YOUR TASK> Starting with the first line of the entries below, write out every line exactly as it stands, and stop after the line that contains "legend-box [445,259,474,285]".

RECORDS SHOWN>
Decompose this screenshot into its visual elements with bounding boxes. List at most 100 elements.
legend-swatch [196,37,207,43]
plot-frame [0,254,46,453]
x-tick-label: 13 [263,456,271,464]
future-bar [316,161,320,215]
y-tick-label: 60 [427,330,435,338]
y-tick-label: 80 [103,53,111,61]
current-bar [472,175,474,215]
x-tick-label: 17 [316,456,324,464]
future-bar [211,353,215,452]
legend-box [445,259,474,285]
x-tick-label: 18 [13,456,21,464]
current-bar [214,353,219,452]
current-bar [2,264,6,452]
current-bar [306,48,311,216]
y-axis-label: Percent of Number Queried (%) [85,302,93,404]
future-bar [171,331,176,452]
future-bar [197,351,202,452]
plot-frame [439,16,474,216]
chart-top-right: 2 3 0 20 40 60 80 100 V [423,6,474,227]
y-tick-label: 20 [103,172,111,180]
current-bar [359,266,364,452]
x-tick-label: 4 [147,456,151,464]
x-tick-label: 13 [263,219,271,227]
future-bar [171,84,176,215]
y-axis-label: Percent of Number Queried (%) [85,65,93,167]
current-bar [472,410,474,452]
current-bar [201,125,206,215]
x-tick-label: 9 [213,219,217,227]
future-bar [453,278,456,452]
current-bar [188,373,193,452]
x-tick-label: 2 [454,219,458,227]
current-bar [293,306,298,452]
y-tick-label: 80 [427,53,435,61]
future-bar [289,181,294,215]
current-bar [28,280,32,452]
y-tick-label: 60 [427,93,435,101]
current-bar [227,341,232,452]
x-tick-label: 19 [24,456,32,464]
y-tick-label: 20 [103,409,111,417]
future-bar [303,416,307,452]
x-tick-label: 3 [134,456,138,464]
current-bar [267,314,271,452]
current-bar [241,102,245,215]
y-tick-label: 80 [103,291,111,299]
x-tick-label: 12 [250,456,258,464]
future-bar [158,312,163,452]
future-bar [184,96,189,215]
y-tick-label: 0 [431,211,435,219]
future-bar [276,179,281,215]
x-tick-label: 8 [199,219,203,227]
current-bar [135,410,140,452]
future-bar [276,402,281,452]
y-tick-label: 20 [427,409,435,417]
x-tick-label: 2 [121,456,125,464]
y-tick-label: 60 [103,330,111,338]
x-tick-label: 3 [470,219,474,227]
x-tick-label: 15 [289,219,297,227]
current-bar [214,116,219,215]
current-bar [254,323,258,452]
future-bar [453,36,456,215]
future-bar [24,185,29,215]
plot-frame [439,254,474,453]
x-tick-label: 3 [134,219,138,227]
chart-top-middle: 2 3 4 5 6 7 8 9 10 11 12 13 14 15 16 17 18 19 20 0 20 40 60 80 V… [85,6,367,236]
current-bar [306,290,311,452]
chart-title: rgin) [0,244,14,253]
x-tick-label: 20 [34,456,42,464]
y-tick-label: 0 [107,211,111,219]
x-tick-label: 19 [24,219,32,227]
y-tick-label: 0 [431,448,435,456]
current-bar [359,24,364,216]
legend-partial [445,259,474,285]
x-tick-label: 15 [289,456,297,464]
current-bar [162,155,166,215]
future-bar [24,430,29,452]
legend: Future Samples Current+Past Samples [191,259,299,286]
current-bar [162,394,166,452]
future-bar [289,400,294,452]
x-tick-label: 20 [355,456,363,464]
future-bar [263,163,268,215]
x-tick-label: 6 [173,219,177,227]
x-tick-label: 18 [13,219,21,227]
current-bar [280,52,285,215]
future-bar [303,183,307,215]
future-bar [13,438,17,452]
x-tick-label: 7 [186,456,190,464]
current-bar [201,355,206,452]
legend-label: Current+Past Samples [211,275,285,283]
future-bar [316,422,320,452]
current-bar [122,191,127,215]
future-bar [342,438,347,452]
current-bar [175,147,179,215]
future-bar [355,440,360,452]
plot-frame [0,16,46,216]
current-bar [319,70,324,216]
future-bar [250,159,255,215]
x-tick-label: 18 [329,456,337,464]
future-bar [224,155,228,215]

SOLVED EXERCISE>
Decompose this screenshot into its visual elements with bounding boxes. List at most 100 elements.
legend-swatch [196,37,207,43]
plot-frame [0,254,46,453]
x-tick-label: 13 [263,456,271,464]
future-bar [316,161,320,215]
y-tick-label: 60 [427,330,435,338]
y-tick-label: 80 [103,53,111,61]
current-bar [472,175,474,215]
x-tick-label: 17 [316,456,324,464]
future-bar [211,353,215,452]
legend-box [445,259,474,285]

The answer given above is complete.